--- Datensätze ---

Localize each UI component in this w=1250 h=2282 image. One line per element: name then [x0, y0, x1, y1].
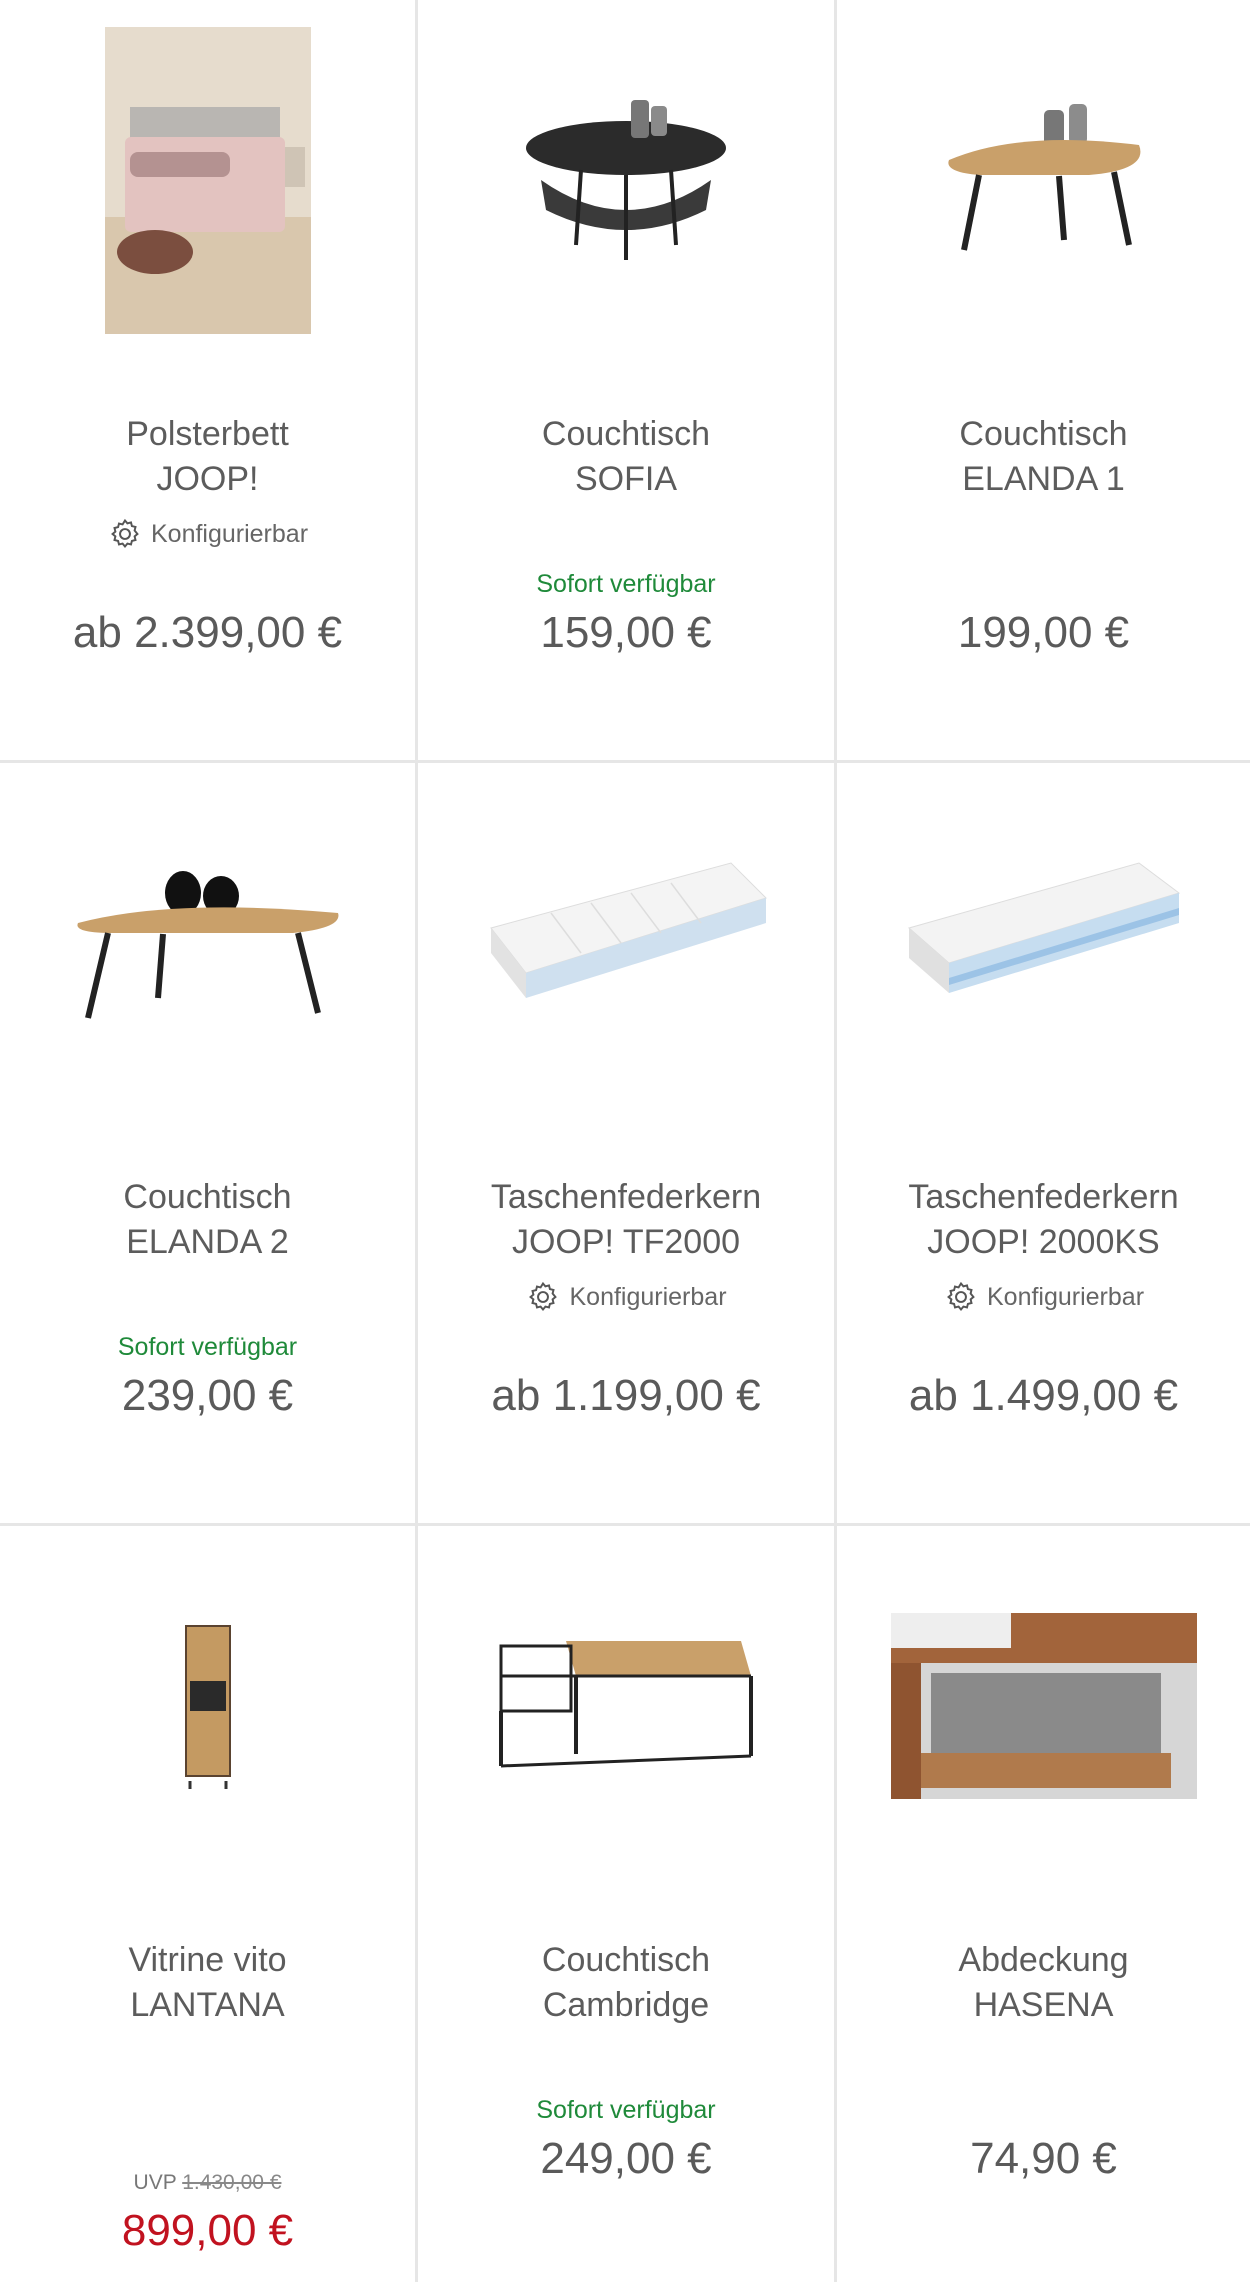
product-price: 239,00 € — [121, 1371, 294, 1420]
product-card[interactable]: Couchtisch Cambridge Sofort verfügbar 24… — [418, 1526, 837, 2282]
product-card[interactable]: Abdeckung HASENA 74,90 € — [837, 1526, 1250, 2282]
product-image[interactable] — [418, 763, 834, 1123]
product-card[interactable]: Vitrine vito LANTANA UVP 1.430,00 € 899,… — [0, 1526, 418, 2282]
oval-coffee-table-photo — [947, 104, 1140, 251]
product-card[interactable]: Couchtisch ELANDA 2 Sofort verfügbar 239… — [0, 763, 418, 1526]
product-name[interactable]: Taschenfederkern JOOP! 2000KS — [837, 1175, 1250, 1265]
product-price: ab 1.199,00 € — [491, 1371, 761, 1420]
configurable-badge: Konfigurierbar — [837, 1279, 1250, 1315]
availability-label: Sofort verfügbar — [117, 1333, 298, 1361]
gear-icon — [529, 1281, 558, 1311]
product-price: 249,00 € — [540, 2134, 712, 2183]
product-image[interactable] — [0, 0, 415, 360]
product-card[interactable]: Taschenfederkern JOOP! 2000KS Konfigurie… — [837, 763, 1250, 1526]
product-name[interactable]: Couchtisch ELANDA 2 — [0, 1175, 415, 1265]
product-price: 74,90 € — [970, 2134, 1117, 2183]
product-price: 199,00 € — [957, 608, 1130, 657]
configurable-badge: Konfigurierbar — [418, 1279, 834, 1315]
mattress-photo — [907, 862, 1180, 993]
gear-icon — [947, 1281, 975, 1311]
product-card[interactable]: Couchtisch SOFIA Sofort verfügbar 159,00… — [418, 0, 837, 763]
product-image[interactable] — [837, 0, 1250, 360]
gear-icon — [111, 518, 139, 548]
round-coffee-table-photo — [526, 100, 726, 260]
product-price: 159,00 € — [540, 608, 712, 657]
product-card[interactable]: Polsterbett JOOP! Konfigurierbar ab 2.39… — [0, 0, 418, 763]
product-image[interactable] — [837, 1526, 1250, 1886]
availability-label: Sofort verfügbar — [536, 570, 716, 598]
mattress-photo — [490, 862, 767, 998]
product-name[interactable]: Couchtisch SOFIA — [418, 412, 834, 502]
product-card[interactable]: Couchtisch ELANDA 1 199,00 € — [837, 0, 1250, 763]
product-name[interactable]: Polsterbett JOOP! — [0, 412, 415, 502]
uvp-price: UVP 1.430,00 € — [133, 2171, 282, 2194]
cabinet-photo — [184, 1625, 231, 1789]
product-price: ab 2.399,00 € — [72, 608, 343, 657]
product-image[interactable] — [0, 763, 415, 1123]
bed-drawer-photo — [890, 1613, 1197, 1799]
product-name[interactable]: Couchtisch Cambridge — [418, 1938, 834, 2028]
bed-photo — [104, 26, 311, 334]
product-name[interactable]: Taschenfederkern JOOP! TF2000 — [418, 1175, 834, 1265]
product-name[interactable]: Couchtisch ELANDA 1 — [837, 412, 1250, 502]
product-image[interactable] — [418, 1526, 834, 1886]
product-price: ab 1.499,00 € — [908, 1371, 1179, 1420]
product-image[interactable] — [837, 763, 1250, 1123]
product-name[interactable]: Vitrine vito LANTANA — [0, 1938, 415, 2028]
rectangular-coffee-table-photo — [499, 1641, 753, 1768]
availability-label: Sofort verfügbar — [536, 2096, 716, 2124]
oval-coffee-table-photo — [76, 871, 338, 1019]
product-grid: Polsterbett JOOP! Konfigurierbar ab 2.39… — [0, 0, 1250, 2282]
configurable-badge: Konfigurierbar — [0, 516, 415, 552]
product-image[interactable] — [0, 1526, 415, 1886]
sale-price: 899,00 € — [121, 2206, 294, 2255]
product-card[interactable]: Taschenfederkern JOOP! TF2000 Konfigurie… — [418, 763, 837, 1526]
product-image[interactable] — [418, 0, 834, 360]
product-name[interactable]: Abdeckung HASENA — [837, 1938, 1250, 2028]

---
--- Datensätze ---

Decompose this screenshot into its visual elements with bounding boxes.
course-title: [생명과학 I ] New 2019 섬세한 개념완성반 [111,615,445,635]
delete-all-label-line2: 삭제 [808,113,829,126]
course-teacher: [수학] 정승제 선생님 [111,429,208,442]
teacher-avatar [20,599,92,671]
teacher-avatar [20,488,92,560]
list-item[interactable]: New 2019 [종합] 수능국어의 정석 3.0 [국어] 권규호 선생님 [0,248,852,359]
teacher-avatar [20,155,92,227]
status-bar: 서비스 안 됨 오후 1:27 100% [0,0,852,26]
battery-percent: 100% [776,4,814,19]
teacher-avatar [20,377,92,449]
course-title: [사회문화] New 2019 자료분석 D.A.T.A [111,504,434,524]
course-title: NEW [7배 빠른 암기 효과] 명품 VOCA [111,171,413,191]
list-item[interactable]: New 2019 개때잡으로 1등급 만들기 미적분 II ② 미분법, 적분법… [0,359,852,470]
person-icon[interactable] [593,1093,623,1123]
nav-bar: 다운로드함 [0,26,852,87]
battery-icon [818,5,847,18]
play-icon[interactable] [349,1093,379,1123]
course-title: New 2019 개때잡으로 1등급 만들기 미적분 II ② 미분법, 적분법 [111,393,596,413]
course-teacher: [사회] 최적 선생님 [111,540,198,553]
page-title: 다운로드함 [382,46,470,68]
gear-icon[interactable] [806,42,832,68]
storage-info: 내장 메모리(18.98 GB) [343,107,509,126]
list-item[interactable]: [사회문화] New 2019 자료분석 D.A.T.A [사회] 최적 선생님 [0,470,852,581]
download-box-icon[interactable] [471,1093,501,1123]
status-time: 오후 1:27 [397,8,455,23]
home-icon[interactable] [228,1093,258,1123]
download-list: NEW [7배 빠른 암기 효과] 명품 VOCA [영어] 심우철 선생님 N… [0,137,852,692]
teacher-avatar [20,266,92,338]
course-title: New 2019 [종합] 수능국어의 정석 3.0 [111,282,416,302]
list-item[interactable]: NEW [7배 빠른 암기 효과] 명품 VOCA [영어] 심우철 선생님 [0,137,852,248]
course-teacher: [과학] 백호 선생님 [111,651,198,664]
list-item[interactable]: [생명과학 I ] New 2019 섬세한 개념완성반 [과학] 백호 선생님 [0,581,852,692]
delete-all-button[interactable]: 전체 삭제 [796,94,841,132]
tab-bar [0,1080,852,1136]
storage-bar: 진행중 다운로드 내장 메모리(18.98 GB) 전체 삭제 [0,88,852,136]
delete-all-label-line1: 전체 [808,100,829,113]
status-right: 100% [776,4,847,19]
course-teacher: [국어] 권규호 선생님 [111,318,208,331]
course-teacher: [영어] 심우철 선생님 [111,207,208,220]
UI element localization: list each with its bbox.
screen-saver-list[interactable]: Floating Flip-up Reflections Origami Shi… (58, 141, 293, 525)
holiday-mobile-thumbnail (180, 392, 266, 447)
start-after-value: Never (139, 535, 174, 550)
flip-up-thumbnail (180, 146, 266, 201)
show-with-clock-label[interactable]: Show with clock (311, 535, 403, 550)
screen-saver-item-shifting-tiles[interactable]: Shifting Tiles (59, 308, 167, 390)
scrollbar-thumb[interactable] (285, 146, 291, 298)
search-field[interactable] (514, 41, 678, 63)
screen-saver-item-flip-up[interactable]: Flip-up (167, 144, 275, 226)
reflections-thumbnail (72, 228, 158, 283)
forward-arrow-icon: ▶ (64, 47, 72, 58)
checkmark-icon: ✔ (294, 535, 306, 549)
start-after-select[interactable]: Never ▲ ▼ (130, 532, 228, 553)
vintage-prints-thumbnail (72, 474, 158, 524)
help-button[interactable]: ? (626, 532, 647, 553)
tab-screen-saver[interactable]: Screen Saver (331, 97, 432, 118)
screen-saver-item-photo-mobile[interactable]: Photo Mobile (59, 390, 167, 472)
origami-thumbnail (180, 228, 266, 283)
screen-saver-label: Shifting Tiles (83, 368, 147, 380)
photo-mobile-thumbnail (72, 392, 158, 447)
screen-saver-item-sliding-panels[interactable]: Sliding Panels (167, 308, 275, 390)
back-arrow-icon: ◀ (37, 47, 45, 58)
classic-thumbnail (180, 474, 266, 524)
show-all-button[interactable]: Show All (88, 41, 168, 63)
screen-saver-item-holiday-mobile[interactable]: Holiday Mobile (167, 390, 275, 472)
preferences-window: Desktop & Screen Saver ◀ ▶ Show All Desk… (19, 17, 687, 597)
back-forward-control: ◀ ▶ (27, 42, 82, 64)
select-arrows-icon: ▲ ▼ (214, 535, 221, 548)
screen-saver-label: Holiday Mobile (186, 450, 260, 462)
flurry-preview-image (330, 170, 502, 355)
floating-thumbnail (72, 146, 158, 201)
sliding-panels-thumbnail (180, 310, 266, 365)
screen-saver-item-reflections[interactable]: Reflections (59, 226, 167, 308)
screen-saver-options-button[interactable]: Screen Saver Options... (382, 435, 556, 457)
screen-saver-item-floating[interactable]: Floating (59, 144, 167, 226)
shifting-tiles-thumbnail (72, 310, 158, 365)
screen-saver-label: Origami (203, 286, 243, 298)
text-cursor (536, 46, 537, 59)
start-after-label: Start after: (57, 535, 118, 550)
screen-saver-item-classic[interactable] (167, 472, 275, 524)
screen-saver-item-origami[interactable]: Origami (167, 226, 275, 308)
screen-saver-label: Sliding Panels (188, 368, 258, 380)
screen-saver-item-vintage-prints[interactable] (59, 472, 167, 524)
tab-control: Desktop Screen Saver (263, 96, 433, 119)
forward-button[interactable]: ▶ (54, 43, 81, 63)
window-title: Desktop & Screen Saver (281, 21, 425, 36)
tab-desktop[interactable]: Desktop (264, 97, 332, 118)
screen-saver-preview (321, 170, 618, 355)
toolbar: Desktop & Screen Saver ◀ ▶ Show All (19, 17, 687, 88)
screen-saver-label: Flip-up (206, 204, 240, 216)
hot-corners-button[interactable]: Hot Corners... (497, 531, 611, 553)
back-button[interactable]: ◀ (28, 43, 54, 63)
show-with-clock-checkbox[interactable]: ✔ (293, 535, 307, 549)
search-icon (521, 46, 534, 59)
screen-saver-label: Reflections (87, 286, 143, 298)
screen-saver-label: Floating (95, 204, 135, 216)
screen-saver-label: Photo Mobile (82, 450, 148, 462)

---

== Aufgabe ==
Geben Sie alles von der Zeile mit „product-price: 239,00 €“ bis hinunter zur Zeile mit „mattress-photo — [907, 862, 1180, 993]“, beide eingeschlossen, als nummerierte Liste wieder. Lassen Sie Leerzeilen weg.

== Antwort ==
1. product-price: 239,00 € — [121, 1371, 294, 1420]
2. product-card[interactable]: Couchtisch Cambridge Sofort verfügbar 24… — [418, 1526, 837, 2282]
3. product-card[interactable]: Abdeckung HASENA 74,90 € — [837, 1526, 1250, 2282]
4. product-image[interactable] — [418, 763, 834, 1123]
5. product-card[interactable]: Vitrine vito LANTANA UVP 1.430,00 € 899,… — [0, 1526, 418, 2282]
6. oval-coffee-table-photo — [947, 104, 1140, 251]
7. product-card[interactable]: Couchtisch ELANDA 2 Sofort verfügbar 239… — [0, 763, 418, 1526]
8. product-name[interactable]: Taschenfederkern JOOP! 2000KS — [837, 1175, 1250, 1265]
9. product-price: ab 1.199,00 € — [491, 1371, 761, 1420]
10. configurable-badge: Konfigurierbar — [837, 1279, 1250, 1315]
11. availability-label: Sofort verfügbar — [117, 1333, 298, 1361]
12. gear-icon — [529, 1281, 558, 1311]
13. product-price: 249,00 € — [540, 2134, 712, 2183]
14. product-image[interactable] — [0, 0, 415, 360]
15. product-card[interactable]: Taschenfederkern JOOP! 2000KS Konfigurie… — [837, 763, 1250, 1526]
16. product-name[interactable]: Couchtisch ELANDA 2 — [0, 1175, 415, 1265]
17. product-price: 74,90 € — [970, 2134, 1117, 2183]
18. product-price: 199,00 € — [957, 608, 1130, 657]
19. configurable-badge: Konfigurierbar — [418, 1279, 834, 1315]
20. mattress-photo — [907, 862, 1180, 993]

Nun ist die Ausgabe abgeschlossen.